WHAT YOU WILL DO >>
Convert every line of the records below into a JSON list of strings, one string per line, leaving out any blank lines.

INFORMATION PROVIDED >>
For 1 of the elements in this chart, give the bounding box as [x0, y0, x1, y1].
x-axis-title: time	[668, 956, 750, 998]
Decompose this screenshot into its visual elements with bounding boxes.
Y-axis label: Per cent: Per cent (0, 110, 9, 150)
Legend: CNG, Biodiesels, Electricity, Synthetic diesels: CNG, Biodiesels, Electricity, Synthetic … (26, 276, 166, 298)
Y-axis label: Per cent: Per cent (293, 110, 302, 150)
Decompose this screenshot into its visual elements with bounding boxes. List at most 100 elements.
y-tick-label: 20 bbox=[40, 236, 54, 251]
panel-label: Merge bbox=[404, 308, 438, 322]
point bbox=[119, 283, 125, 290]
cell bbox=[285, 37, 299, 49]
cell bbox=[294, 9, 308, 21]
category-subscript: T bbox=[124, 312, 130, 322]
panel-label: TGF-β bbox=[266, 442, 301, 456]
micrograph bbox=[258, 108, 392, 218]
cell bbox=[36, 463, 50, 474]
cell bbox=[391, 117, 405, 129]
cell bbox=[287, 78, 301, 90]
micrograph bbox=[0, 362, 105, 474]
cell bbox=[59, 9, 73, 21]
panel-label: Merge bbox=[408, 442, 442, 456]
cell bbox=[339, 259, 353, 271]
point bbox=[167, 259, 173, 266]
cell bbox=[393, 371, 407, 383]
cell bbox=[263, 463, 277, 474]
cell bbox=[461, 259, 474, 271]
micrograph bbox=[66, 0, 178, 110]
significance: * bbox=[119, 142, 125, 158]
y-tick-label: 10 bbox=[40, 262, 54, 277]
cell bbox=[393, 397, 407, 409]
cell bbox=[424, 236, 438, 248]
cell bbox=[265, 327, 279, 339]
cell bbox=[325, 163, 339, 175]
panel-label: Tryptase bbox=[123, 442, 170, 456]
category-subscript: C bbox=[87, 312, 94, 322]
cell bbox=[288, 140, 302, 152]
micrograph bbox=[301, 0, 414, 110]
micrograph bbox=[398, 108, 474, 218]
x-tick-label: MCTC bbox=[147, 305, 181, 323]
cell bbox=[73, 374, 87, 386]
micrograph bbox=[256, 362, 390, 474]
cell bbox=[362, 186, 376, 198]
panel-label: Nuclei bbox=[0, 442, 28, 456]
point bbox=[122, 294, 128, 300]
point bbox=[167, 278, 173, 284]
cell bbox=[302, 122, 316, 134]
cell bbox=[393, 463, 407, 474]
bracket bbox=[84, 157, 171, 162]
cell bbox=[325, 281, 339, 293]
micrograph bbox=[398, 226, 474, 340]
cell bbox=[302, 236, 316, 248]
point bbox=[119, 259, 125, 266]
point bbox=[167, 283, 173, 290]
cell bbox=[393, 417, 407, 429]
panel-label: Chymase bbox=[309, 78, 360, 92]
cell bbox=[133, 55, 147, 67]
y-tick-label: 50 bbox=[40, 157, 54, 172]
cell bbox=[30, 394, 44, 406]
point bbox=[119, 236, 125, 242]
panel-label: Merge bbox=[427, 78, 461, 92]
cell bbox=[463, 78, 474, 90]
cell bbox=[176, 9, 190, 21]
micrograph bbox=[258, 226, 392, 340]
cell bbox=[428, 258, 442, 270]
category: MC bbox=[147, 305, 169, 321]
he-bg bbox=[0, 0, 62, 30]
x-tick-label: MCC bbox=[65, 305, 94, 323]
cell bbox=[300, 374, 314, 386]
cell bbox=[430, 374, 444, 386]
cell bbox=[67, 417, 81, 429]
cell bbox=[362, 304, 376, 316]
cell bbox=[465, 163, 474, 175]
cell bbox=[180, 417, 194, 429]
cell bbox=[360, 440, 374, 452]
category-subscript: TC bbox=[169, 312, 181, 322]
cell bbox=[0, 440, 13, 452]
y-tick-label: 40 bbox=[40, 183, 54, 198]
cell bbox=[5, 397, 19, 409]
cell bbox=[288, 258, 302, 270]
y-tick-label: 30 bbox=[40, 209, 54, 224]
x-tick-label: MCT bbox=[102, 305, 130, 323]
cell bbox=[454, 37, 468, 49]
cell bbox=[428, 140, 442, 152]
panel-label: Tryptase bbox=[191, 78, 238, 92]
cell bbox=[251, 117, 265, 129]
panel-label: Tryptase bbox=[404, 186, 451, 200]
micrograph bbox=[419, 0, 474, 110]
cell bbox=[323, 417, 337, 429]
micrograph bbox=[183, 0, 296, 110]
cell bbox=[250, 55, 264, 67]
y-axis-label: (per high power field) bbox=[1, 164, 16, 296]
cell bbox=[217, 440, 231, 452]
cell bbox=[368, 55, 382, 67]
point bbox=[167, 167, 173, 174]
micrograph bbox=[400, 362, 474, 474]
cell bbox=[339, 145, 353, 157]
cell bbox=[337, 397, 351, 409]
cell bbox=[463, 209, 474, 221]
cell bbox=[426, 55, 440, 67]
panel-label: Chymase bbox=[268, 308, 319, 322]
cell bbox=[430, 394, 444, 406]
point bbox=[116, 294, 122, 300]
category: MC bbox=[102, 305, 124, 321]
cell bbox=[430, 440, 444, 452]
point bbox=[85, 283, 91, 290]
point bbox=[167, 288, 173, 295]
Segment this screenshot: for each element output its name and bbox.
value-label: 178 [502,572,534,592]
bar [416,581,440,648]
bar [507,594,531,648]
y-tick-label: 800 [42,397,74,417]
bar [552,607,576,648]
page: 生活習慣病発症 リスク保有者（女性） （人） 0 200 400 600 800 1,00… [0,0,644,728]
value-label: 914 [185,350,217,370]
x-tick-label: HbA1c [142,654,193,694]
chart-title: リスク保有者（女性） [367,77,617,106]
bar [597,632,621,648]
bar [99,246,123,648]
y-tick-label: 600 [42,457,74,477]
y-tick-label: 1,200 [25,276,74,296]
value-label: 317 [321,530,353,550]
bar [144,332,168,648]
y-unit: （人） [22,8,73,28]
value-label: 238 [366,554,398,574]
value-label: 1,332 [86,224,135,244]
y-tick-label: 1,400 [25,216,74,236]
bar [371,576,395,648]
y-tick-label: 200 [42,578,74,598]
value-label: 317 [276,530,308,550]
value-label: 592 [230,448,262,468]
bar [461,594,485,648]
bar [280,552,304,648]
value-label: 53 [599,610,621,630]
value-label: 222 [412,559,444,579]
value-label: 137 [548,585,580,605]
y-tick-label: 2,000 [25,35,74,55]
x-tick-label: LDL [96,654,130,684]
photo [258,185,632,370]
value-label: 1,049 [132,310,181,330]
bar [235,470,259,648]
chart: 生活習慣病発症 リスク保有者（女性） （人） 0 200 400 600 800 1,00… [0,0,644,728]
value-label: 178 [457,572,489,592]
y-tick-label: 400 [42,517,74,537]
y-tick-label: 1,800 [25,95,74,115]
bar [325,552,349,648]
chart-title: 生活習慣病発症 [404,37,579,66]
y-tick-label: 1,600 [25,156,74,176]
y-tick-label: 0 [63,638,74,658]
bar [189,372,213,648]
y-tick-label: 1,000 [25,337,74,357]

OUTPUT BELOW >>
[
  "For 1 of the elements in this chart, give the bounding box as [x0, y0, x1, y1].",
  "x-axis-title: time\t[668, 956, 750, 998]",
  "Decompose this screenshot into its visual elements with bounding boxes.",
  "Y-axis label: Per cent: Per cent (0, 110, 9, 150)",
  "Legend: CNG, Biodiesels, Electricity, Synthetic diesels: CNG, Biodiesels, Electricity, Synthetic … (26, 276, 166, 298)",
  "Y-axis label: Per cent: Per cent (293, 110, 302, 150)",
  "Decompose this screenshot into its visual elements with bounding boxes. List at most 100 elements.",
  "y-tick-label: 20 bbox=[40, 236, 54, 251]",
  "panel-label: Merge bbox=[404, 308, 438, 322]",
  "point bbox=[119, 283, 125, 290]",
  "cell bbox=[285, 37, 299, 49]",
  "cell bbox=[294, 9, 308, 21]",
  "category-subscript: T bbox=[124, 312, 130, 322]",
  "panel-label: TGF-β bbox=[266, 442, 301, 456]",
  "micrograph bbox=[258, 108, 392, 218]",
  "cell bbox=[36, 463, 50, 474]",
  "cell bbox=[391, 117, 405, 129]",
  "cell bbox=[287, 78, 301, 90]",
  "micrograph bbox=[0, 362, 105, 474]",
  "cell bbox=[59, 9, 73, 21]",
  "panel-label: Merge bbox=[408, 442, 442, 456]",
  "cell bbox=[339, 259, 353, 271]",
  "point bbox=[167, 259, 173, 266]",
  "cell bbox=[393, 371, 407, 383]",
  "cell bbox=[263, 463, 277, 474]",
  "cell bbox=[461, 259, 474, 271]",
  "micrograph bbox=[66, 0, 178, 110]",
  "significance: * bbox=[119, 142, 125, 158]",
  "y-tick-label: 10 bbox=[40, 262, 54, 277]",
  "cell bbox=[393, 397, 407, 409]",
  "cell bbox=[424, 236, 438, 248]",
  "cell bbox=[265, 327, 279, 339]",
  "cell bbox=[325, 163, 339, 175]",
  "panel-label: Tryptase bbox=[123, 442, 170, 456]",
  "category-subscript: C bbox=[87, 312, 94, 322]",
  "cell bbox=[288, 140, 302, 152]",
  "micrograph bbox=[301, 0, 414, 110]",
  "micrograph bbox=[398, 108, 474, 218]",
  "x-tick-label: MCTC bbox=[147, 305, 181, 323]",
  "cell bbox=[73, 374, 87, 386]",
  "micrograph bbox=[256, 362, 390, 474]",
  "cell bbox=[362, 186, 376, 198]",
  "panel-label: Nuclei bbox=[0, 442, 28, 456]",
  "point bbox=[122, 294, 128, 300]",
  "point bbox=[167, 278, 173, 284]",
  "cell bbox=[302, 122, 316, 134]",
  "cell bbox=[393, 463, 407, 474]",
  "bracket bbox=[84, 157, 171, 162]",
  "cell bbox=[325, 281, 339, 293]",
  "micrograph bbox=[398, 226, 474, 340]",
  "cell bbox=[302, 236, 316, 248]",
  "point bbox=[119, 259, 125, 266]",
  "point bbox=[167, 283, 173, 290]",
  "cell bbox=[393, 417, 407, 429]",
  "panel-label: Chymase bbox=[309, 78, 360, 92]",
  "cell bbox=[133, 55, 147, 67]",
  "y-tick-label: 50 bbox=[40, 157, 54, 172]",
  "cell bbox=[30, 394, 44, 406]",
  "point bbox=[119, 236, 125, 242]",
  "panel-label: Merge bbox=[427, 78, 461, 92]",
  "cell bbox=[463, 78, 474, 90]",
  "cell bbox=[176, 9, 190, 21]",
  "micrograph bbox=[258, 226, 392, 340]",
  "cell bbox=[428, 258, 442, 270]",
  "category: MC bbox=[147, 305, 169, 321]",
  "he-bg bbox=[0, 0, 62, 30]",
  "x-tick-label: MCC bbox=[65, 305, 94, 323]",
  "cell bbox=[300, 374, 314, 386]",
  "cell bbox=[430, 374, 444, 386]",
  "cell bbox=[67, 417, 81, 429]",
  "cell bbox=[362, 304, 376, 316]",
  "cell bbox=[465, 163, 474, 175]",
  "cell bbox=[180, 417, 194, 429]",
  "cell bbox=[360, 440, 374, 452]",
  "category-subscript: TC bbox=[169, 312, 181, 322]",
  "cell bbox=[0, 440, 13, 452]",
  "y-tick-label: 40 bbox=[40, 183, 54, 198]",
  "cell bbox=[5, 397, 19, 409]",
  "cell bbox=[288, 258, 302, 270]",
  "y-tick-label: 30 bbox=[40, 209, 54, 224]",
  "x-tick-label: MCT bbox=[102, 305, 130, 323]",
  "cell bbox=[454, 37, 468, 49]",
  "cell bbox=[428, 140, 442, 152]",
  "panel-label: Tryptase bbox=[191, 78, 238, 92]",
  "cell bbox=[251, 117, 265, 129]",
  "panel-label: Tryptase bbox=[404, 186, 451, 200]",
  "micrograph bbox=[419, 0, 474, 110]",
  "cell bbox=[323, 417, 337, 429]",
  "micrograph bbox=[183, 0, 296, 110]",
  "cell bbox=[250, 55, 264, 67]",
  "y-axis-label: (per high power field) bbox=[1, 164, 16, 296]",
  "cell bbox=[217, 440, 231, 452]",
  "cell bbox=[368, 55, 382, 67]",
  "point bbox=[167, 167, 173, 174]",
  "micrograph bbox=[400, 362, 474, 474]",
  "cell bbox=[339, 145, 353, 157]",
  "cell bbox=[337, 397, 351, 409]",
  "cell bbox=[463, 209, 474, 221]",
  "cell bbox=[426, 55, 440, 67]",
  "panel-label: Chymase bbox=[268, 308, 319, 322]",
  "cell bbox=[430, 394, 444, 406]",
  "point bbox=[116, 294, 122, 300]",
  "category: MC bbox=[102, 305, 124, 321]",
  "cell bbox=[430, 440, 444, 452]",
  "point bbox=[85, 283, 91, 290]",
  "point bbox=[167, 288, 173, 295]",
  "Segment this screenshot: for each element output its name and bbox.",
  "value-label: 178 [502,572,534,592]",
  "bar [416,581,440,648]",
  "bar [507,594,531,648]",
  "y-tick-label: 800 [42,397,74,417]",
  "bar [552,607,576,648]",
  "page: 生活習慣病発症 リスク保有者（女性） （人） 0 200 400 600 800 1,00… [0,0,644,728]",
  "value-label: 914 [185,350,217,370]",
  "x-tick-label: HbA1c [142,654,193,694]",
  "chart-title: リスク保有者（女性） [367,77,617,106]",
  "bar [597,632,621,648]",
  "bar [99,246,123,648]",
  "y-tick-label: 600 [42,457,74,477]",
  "y-tick-label: 1,200 [25,276,74,296]",
  "value-label: 317 [321,530,353,550]",
  "bar [144,332,168,648]",
  "y-unit: （人） [22,8,73,28]",
  "value-label: 238 [366,554,398,574]",
  "value-label: 1,332 [86,224,135,244]",
  "y-tick-label: 1,400 [25,216,74,236]",
  "bar [371,576,395,648]",
  "y-tick-label: 200 [42,578,74,598]",
  "value-label: 317 [276,530,308,550]",
  "value-label: 592 [230,448,262,468]",
  "bar [461,594,485,648]",
  "bar [280,552,304,648]",
  "value-label: 53 [599,610,621,630]",
  "value-label: 222 [412,559,444,579]",
  "value-label: 137 [548,585,580,605]",
  "y-tick-label: 2,000 [25,35,74,55]",
  "x-tick-label: LDL [96,654,130,684]",
  "photo [258,185,632,370]",
  "value-label: 1,049 [132,310,181,330]",
  "bar [235,470,259,648]",
  "chart: 生活習慣病発症 リスク保有者（女性） （人） 0 200 400 600 800 1,00… [0,0,644,728]",
  "value-label: 178 [457,572,489,592]",
  "y-tick-label: 400 [42,517,74,537]",
  "y-tick-label: 1,800 [25,95,74,115]",
  "bar [325,552,349,648]",
  "chart-title: 生活習慣病発症 [404,37,579,66]",
  "y-tick-label: 1,600 [25,156,74,176]",
  "y-tick-label: 0 [63,638,74,658]",
  "bar [189,372,213,648]",
  "y-tick-label: 1,000 [25,337,74,357]"
]